### [Raw data]
____

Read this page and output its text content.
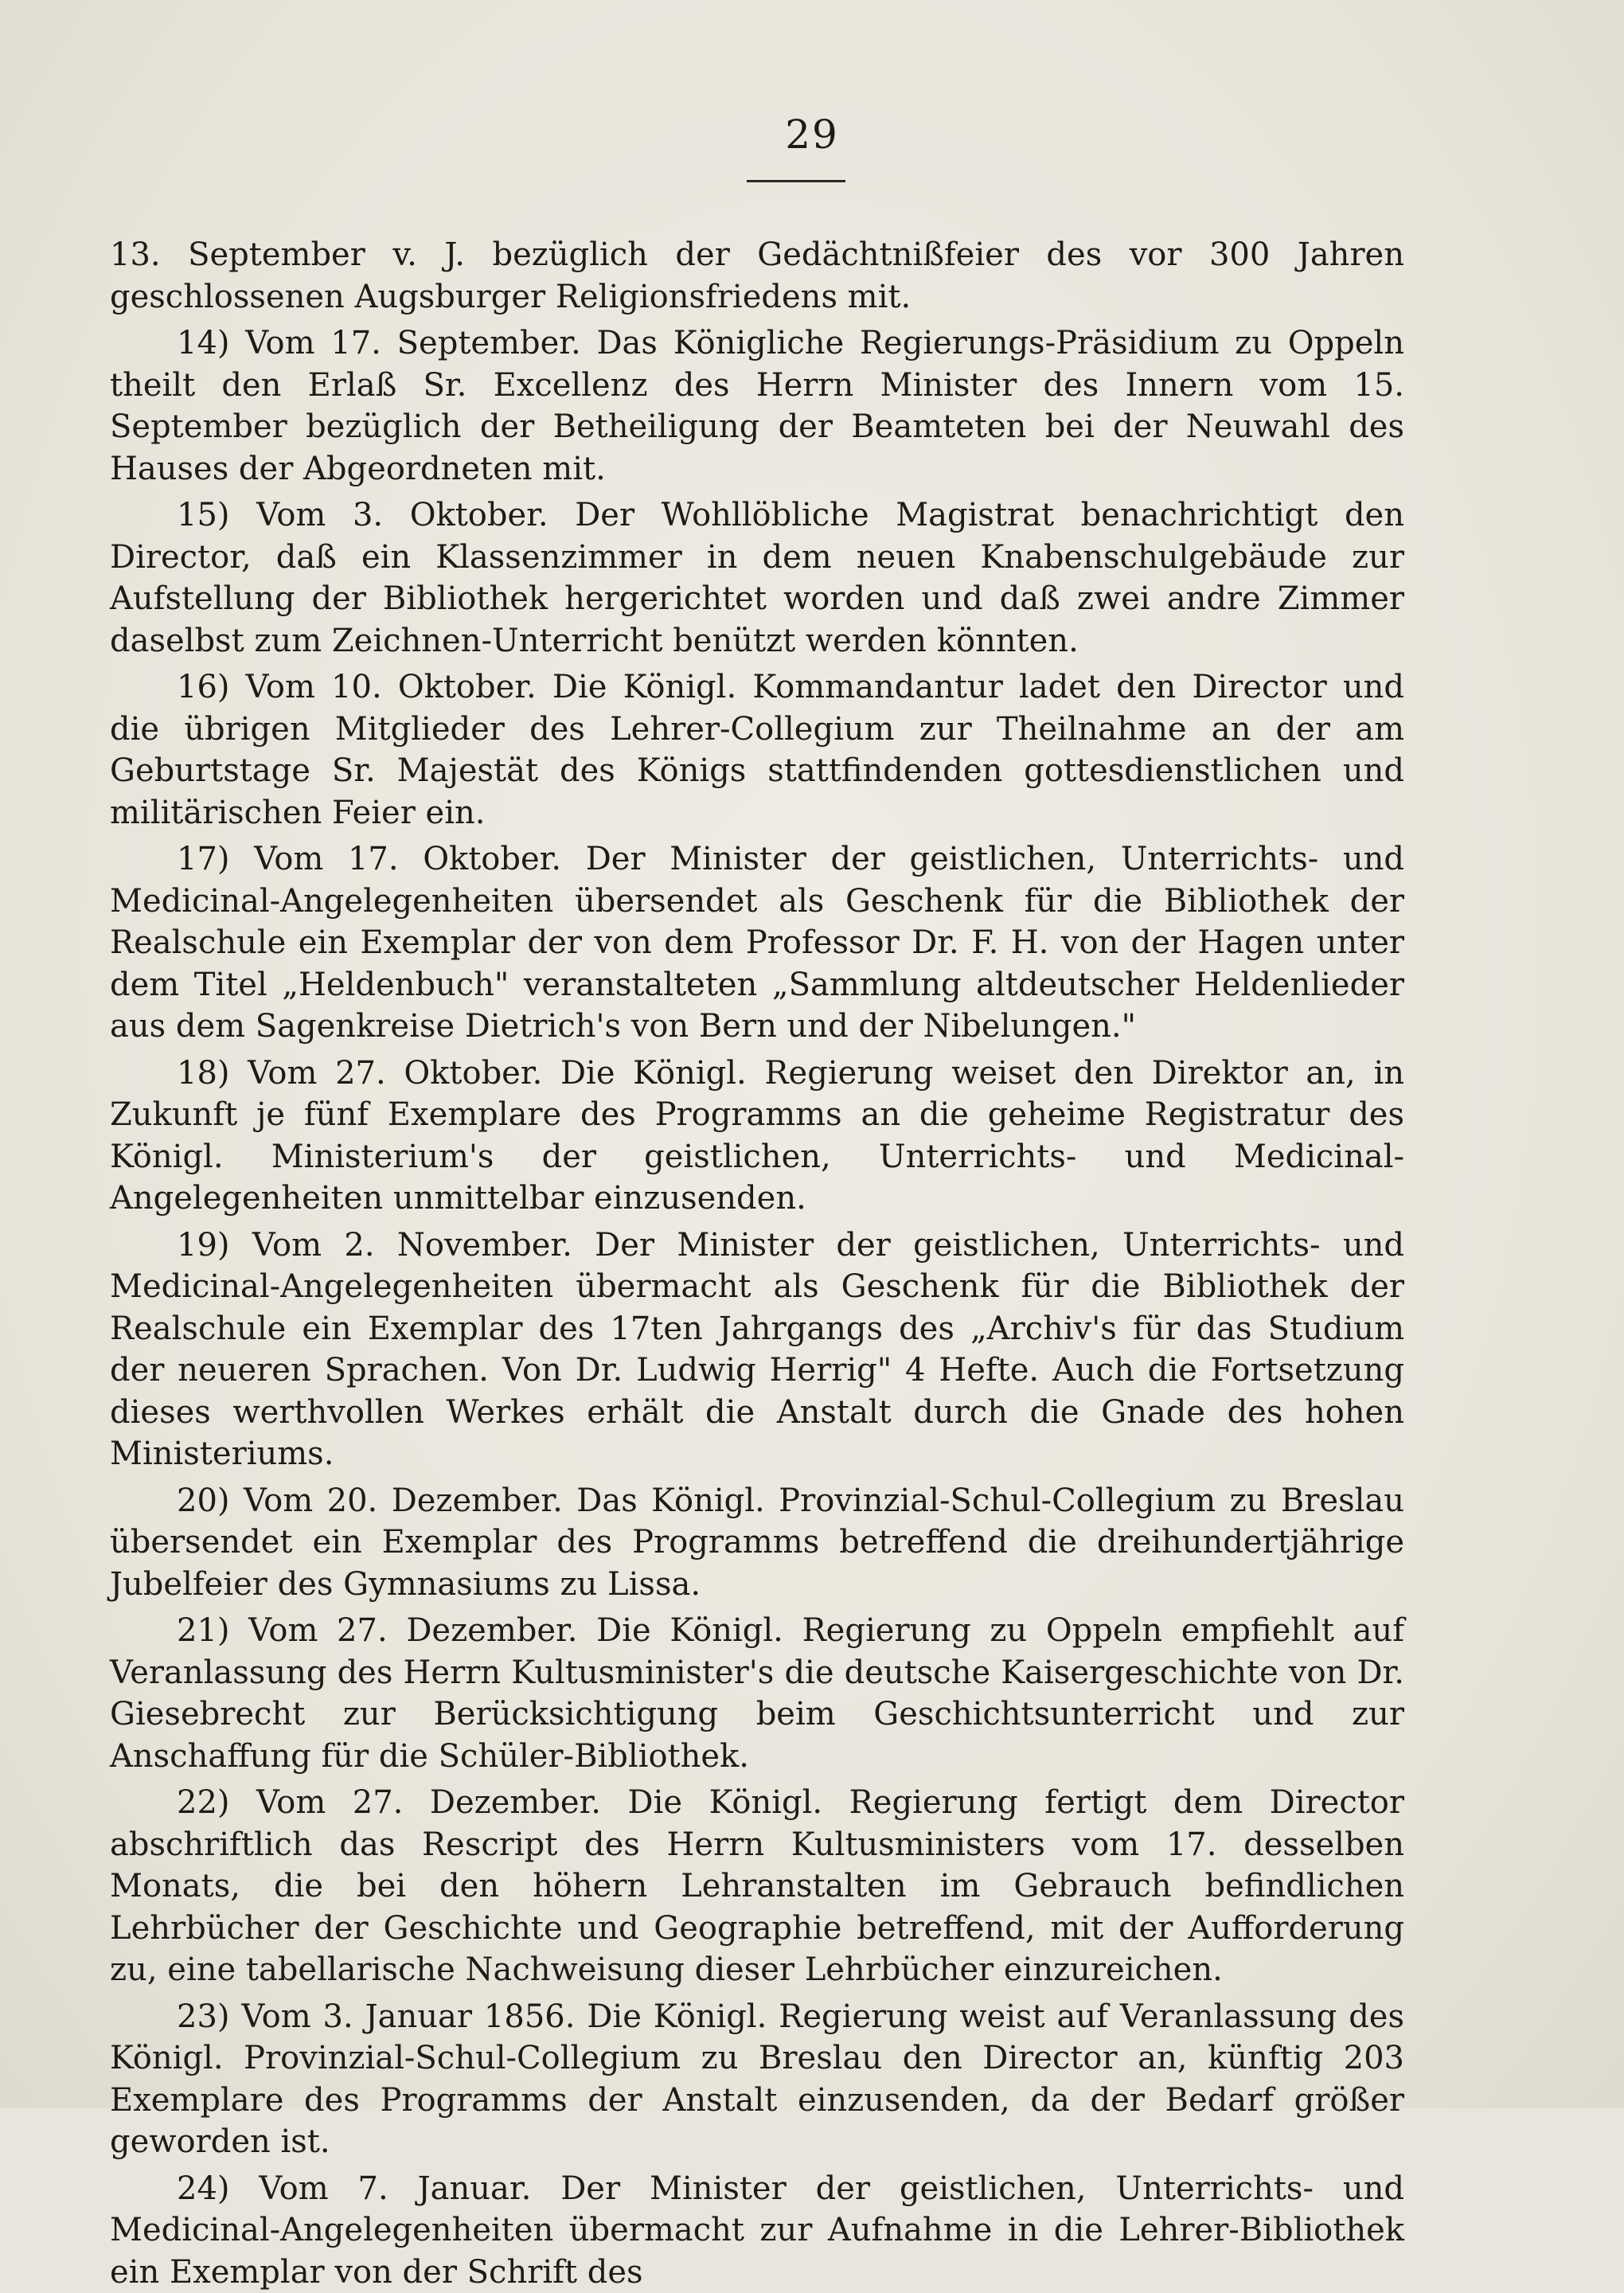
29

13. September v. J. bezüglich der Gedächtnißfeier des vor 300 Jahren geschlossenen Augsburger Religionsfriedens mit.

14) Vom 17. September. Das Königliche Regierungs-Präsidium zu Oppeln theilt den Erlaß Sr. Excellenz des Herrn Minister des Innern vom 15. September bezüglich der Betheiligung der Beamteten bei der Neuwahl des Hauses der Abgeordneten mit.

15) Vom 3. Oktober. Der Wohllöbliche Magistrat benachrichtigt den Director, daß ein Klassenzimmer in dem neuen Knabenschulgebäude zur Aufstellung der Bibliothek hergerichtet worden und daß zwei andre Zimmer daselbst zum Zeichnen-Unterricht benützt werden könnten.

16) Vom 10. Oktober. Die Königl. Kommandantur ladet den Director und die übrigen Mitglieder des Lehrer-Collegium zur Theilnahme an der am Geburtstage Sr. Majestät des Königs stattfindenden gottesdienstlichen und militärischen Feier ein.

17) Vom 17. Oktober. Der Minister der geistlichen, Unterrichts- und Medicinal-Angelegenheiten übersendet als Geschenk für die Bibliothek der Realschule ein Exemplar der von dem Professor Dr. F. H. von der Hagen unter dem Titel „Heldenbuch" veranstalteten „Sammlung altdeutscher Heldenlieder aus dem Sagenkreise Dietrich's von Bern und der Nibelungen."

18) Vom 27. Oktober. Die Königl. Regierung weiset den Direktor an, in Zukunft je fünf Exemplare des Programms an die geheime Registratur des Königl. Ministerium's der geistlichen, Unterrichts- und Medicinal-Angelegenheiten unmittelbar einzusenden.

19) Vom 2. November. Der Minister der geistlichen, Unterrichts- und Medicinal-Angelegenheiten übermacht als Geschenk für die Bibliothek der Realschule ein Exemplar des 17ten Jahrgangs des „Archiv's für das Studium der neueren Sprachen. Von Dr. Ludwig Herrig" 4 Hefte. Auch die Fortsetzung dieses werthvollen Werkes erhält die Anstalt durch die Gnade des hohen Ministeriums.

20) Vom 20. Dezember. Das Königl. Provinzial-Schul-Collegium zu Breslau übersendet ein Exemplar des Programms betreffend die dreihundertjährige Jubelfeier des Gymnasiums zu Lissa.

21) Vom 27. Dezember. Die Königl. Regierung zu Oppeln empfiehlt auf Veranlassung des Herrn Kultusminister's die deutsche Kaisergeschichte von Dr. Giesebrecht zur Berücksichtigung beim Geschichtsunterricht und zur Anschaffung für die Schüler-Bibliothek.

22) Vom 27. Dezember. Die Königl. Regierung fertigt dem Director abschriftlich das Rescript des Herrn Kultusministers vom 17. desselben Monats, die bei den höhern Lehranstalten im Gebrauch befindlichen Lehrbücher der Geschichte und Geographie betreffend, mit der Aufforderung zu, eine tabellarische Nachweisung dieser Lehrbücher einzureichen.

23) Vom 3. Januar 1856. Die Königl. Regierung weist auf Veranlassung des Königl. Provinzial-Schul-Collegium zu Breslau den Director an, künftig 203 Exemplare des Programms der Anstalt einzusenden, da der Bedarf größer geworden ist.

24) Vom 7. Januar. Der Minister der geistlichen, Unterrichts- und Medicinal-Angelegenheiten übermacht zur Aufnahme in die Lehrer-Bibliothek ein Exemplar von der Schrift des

____

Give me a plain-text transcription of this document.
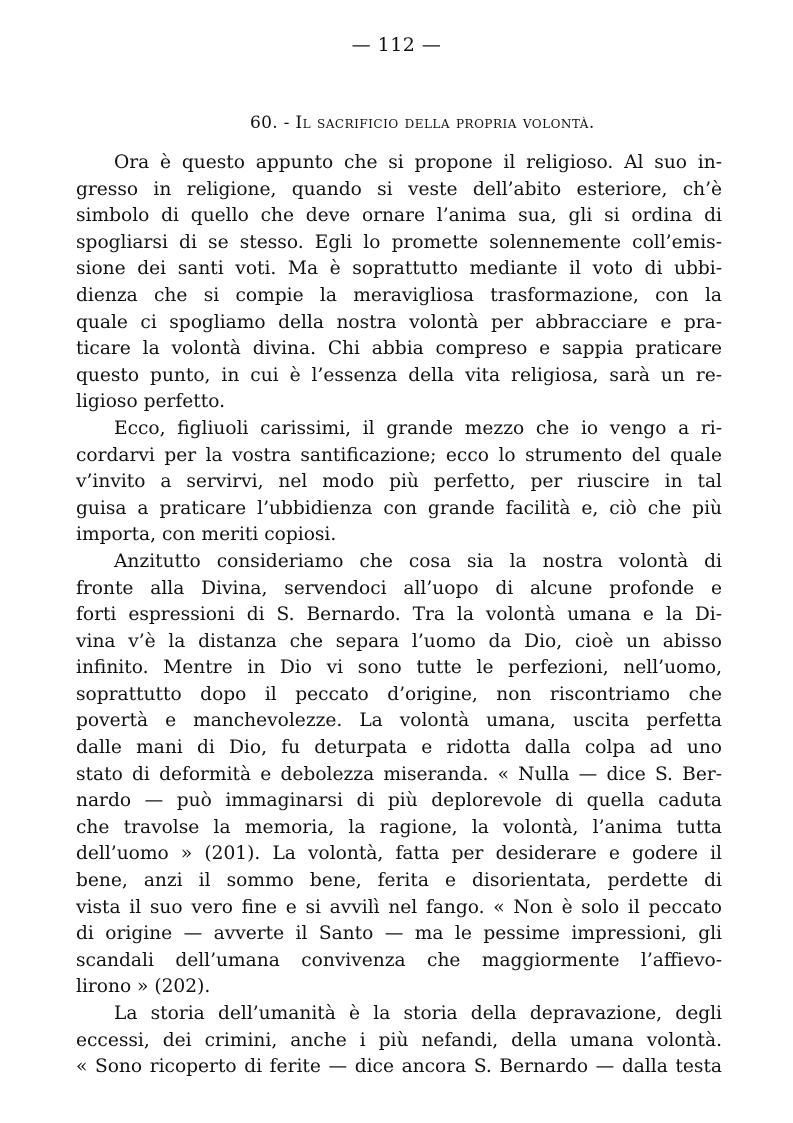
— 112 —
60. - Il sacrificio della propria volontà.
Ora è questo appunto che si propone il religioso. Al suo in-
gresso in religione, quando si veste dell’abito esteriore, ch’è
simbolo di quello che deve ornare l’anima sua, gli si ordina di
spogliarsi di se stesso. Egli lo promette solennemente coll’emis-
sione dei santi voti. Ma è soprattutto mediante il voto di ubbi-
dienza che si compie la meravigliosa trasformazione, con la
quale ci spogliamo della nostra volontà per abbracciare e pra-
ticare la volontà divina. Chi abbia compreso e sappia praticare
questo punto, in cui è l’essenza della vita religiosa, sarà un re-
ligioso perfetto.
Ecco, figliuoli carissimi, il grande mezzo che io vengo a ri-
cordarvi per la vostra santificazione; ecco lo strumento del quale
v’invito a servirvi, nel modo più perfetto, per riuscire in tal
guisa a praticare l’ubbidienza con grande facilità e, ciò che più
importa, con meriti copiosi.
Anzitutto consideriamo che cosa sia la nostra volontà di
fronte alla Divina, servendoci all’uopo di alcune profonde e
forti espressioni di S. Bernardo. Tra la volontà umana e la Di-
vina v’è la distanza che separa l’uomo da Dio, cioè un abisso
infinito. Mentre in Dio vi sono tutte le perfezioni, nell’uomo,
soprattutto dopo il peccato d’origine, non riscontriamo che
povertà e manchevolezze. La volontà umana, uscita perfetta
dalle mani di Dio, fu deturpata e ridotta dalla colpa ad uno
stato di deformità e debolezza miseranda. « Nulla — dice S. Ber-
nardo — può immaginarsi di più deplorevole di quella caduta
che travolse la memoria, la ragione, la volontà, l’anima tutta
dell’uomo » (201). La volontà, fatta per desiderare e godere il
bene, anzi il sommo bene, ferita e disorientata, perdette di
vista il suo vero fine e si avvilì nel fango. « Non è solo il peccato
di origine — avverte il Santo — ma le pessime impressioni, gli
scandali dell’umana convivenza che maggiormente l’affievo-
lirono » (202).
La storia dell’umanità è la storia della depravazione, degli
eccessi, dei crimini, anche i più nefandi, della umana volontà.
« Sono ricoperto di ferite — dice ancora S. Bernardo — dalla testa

____

### [What needs to be done]
Scan the lines for the string "Exemplare". Copy out each line that matches.

### [Finished task]
18) Vom 27. Oktober. Die Königl. Regierung weiset den Direktor an, in Zukunft je fünf Exemplare des Programms an die geheime Registratur des Königl. Ministerium's der geistlichen, Unterrichts- und Medicinal-Angelegenheiten unmittelbar einzusenden.
23) Vom 3. Januar 1856. Die Königl. Regierung weist auf Veranlassung des Königl. Provinzial-Schul-Collegium zu Breslau den Director an, künftig 203 Exemplare des Programms der Anstalt einzusenden, da der Bedarf größer geworden ist.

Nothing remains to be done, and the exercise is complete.